─── Stored data

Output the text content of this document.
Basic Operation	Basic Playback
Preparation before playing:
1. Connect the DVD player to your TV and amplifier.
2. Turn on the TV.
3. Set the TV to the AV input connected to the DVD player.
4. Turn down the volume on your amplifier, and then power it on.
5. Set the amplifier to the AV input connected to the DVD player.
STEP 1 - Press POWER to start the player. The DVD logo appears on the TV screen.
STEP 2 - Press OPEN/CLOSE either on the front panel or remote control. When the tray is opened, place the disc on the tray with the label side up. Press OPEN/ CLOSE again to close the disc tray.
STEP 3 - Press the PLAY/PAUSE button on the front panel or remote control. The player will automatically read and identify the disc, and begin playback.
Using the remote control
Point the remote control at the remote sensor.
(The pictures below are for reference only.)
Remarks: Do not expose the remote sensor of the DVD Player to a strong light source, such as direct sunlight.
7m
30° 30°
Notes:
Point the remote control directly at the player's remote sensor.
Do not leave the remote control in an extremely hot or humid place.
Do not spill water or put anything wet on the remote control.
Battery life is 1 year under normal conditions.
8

──────

Given problem:
Look through the data above. Each line containing the word "amplifier" needs to be copied.

Task answer:
1. Connect the DVD player to your TV and amplifier.
4. Turn down the volume on your amplifier, and then power it on.
5. Set the amplifier to the AV input connected to the DVD player.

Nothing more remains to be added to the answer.